◆ What you will do: Go through the entries one line at a time, and gather every line that has the word "pendant".

--- BEGIN Given data ---

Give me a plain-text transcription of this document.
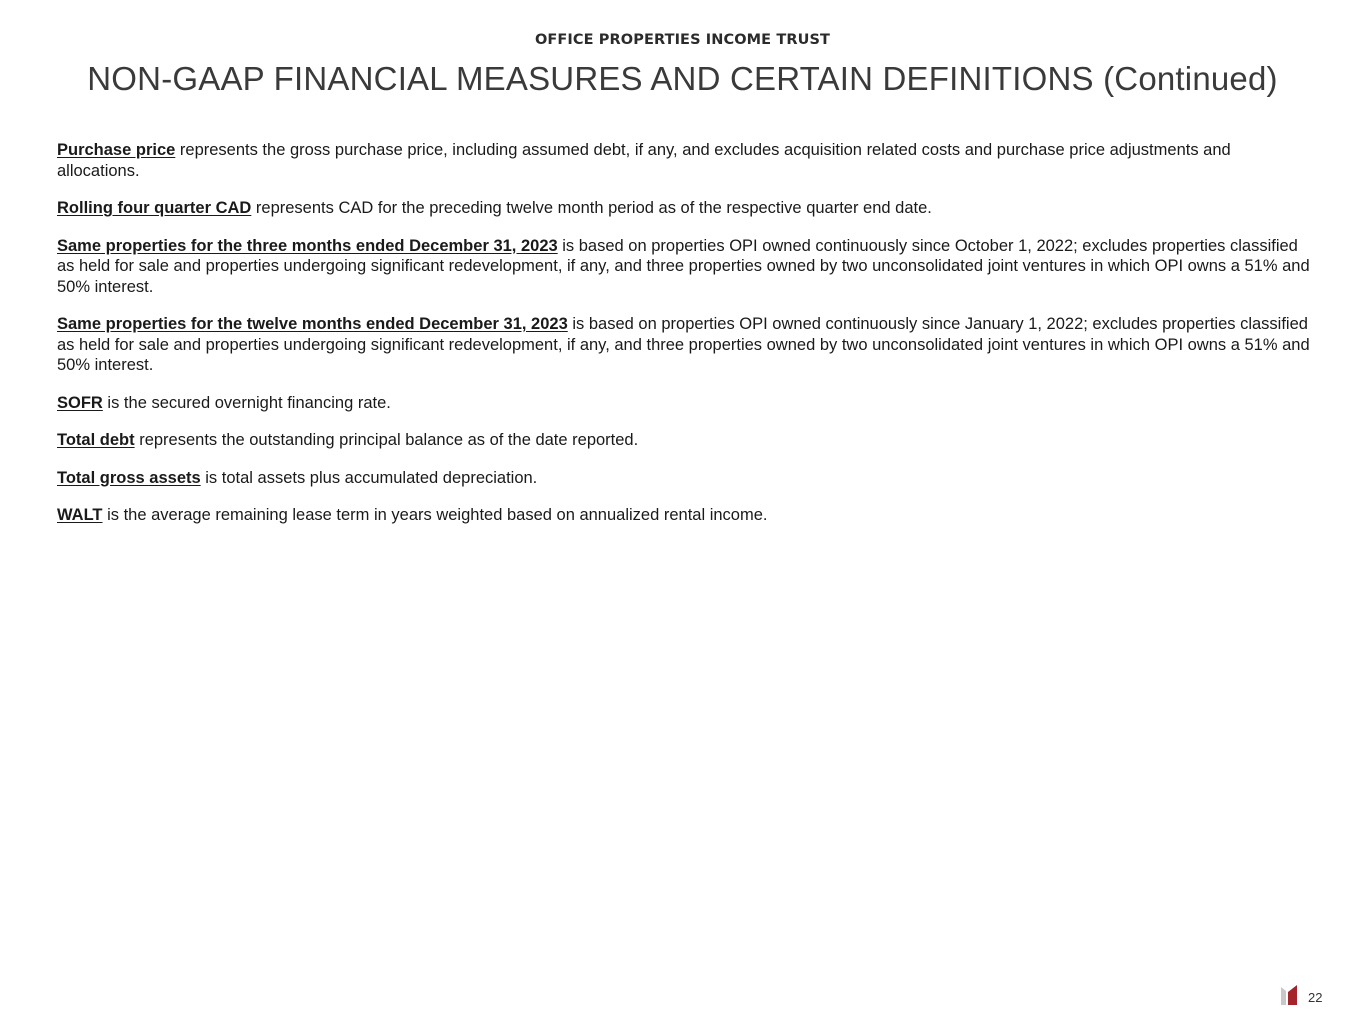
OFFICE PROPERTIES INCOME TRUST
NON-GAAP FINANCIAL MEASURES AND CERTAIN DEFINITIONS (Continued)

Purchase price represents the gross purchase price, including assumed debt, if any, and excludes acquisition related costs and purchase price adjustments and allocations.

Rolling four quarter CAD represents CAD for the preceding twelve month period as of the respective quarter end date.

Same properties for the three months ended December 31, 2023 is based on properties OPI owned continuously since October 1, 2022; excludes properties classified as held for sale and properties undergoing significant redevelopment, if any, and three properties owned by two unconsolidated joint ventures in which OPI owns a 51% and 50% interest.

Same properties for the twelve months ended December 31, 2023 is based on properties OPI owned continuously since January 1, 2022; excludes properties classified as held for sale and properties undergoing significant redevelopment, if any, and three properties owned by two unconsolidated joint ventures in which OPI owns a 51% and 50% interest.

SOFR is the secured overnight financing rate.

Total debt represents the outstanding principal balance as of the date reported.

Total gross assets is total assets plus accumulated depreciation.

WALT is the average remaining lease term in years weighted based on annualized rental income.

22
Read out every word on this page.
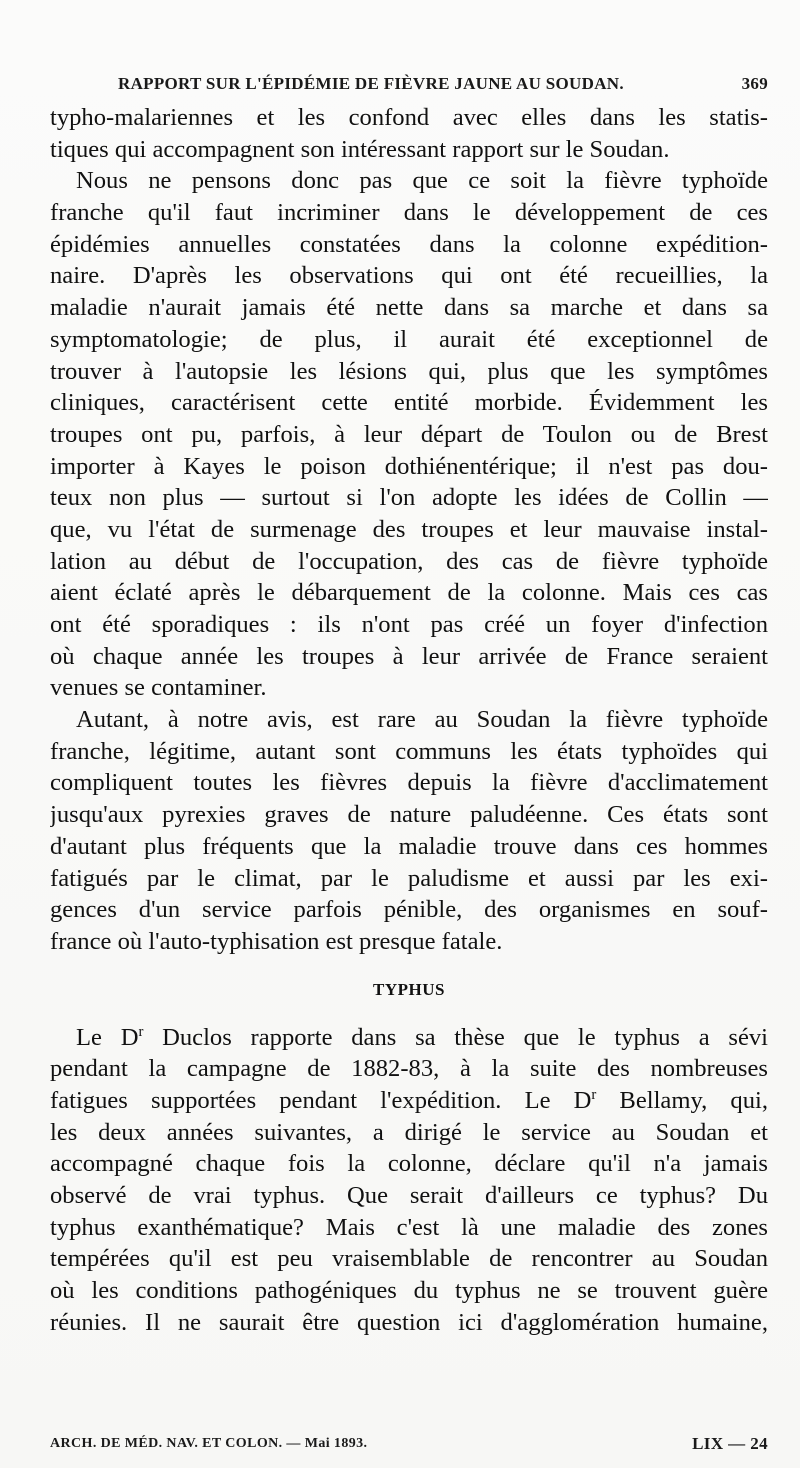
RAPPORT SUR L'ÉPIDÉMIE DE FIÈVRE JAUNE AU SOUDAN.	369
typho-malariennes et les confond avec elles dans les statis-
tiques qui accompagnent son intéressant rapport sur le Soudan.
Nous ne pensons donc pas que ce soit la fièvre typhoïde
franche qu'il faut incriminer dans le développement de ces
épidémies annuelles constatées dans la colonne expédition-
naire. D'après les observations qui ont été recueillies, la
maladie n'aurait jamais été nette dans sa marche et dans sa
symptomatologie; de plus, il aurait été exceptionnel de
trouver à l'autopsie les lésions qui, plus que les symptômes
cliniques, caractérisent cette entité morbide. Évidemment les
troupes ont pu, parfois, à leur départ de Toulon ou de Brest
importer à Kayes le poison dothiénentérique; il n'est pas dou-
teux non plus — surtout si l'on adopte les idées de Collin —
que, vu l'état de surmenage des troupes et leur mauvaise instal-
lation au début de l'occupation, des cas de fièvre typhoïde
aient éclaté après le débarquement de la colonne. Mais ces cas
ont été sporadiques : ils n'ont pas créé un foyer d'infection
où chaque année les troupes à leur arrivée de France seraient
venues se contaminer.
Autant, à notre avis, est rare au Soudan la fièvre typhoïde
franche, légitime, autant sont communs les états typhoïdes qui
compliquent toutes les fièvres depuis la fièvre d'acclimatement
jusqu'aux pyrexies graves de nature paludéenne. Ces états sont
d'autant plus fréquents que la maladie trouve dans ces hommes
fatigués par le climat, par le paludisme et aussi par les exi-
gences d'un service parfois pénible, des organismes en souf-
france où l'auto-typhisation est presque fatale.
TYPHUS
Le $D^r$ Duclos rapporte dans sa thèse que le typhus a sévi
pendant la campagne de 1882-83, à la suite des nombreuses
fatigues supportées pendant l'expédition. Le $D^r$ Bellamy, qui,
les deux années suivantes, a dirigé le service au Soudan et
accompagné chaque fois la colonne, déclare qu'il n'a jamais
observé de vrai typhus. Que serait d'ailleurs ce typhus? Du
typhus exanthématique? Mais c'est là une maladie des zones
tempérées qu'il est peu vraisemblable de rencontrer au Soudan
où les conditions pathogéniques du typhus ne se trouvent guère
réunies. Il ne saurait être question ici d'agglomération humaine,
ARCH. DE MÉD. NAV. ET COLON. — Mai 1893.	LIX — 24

--- END Given data ---
--- BEGIN Given data ---

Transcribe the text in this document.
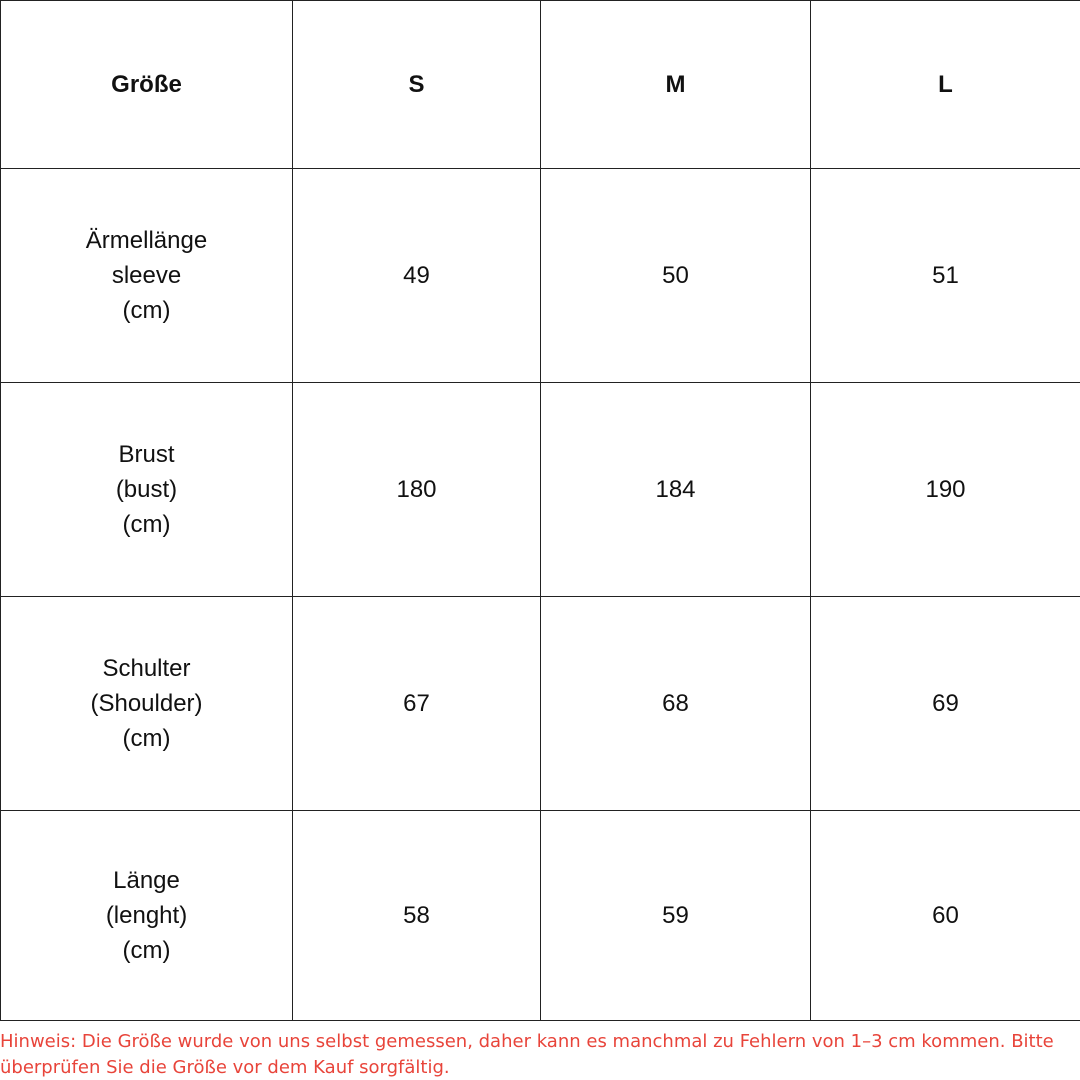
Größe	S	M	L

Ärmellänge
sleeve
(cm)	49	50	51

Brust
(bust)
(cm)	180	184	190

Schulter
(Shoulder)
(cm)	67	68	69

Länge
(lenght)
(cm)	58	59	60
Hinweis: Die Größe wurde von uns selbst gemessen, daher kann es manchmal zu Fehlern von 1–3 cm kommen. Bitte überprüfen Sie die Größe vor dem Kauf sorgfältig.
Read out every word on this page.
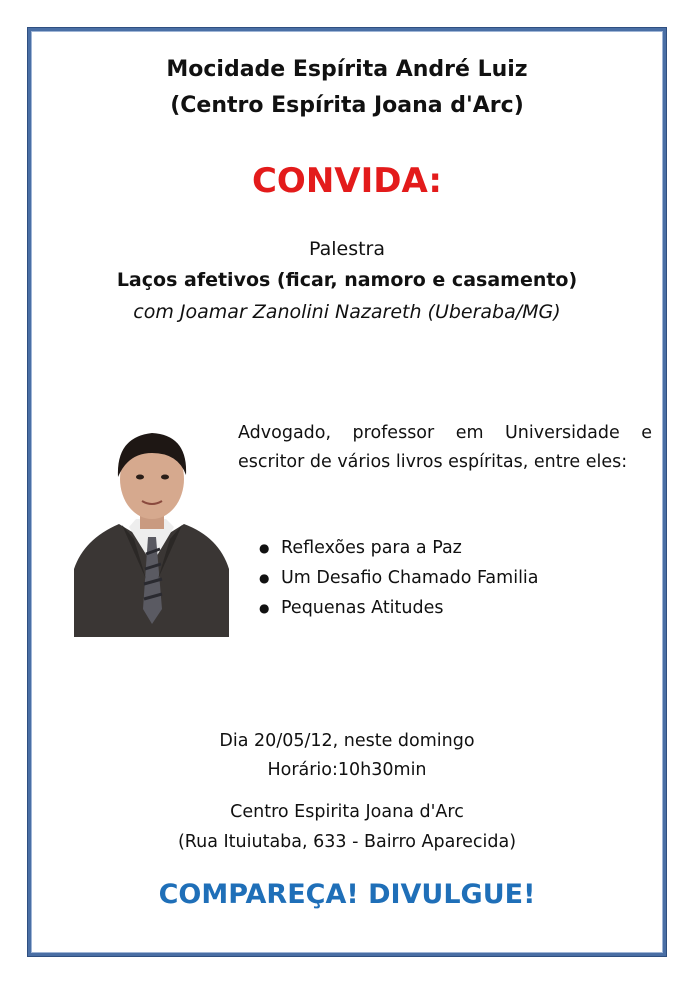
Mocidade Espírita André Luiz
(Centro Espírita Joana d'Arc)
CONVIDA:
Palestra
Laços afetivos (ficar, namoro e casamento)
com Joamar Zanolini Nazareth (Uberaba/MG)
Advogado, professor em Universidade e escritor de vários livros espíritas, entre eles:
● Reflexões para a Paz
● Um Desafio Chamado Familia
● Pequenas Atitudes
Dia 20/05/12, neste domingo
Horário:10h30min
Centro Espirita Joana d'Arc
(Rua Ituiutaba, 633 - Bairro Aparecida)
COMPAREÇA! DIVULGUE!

--- END Given data ---
--- BEGIN Given data ---

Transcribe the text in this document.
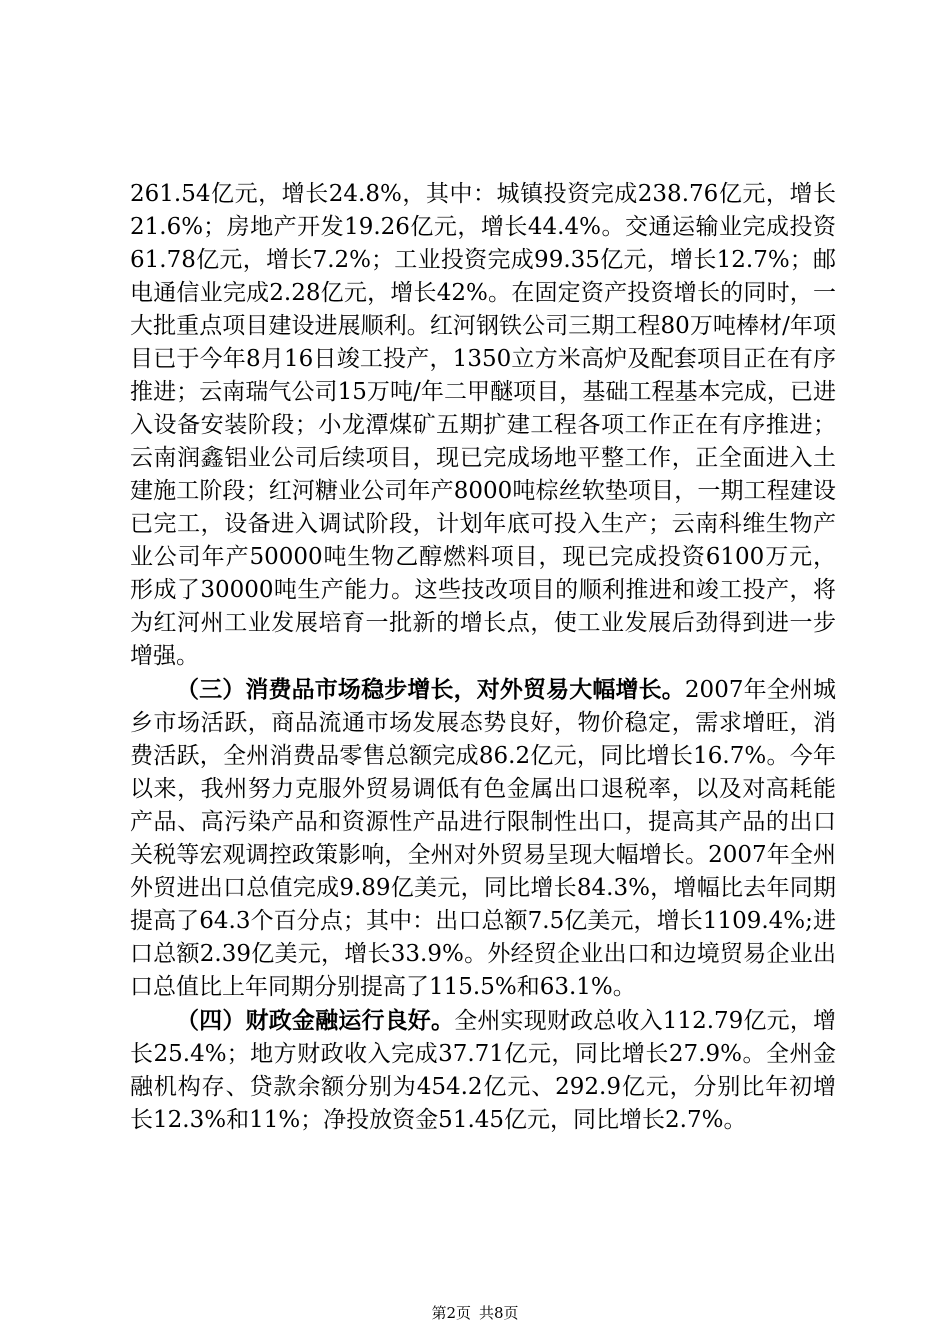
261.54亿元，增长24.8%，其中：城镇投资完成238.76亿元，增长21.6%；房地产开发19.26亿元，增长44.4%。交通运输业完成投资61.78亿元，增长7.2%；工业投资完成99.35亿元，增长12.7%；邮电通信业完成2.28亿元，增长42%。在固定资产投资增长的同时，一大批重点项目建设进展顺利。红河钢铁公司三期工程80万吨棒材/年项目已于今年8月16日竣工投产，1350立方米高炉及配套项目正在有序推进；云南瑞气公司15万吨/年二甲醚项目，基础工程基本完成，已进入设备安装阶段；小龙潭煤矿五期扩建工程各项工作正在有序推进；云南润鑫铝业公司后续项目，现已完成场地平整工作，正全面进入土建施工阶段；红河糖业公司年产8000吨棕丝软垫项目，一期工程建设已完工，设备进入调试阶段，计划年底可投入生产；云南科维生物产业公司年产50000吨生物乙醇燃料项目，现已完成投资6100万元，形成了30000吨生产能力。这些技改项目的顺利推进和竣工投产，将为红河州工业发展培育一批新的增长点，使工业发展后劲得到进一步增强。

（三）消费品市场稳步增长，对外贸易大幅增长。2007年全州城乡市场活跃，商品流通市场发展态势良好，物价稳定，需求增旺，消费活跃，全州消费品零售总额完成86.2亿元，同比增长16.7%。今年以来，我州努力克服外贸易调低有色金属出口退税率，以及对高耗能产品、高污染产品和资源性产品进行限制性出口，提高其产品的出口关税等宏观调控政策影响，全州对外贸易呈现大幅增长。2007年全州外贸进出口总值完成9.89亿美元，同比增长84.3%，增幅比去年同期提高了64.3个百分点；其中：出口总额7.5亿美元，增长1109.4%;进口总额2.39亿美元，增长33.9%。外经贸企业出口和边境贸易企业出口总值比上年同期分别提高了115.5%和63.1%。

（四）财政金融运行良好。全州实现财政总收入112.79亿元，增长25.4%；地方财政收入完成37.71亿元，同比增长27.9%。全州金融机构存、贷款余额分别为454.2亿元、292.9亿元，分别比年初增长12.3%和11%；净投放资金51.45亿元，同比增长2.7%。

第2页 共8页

--- END Given data ---

◆ Answer to this task:
pendant la campagne de 1882-83, à la suite des nombreuses
fatigues supportées pendant l'expédition. Le $D^r$ Bellamy, qui,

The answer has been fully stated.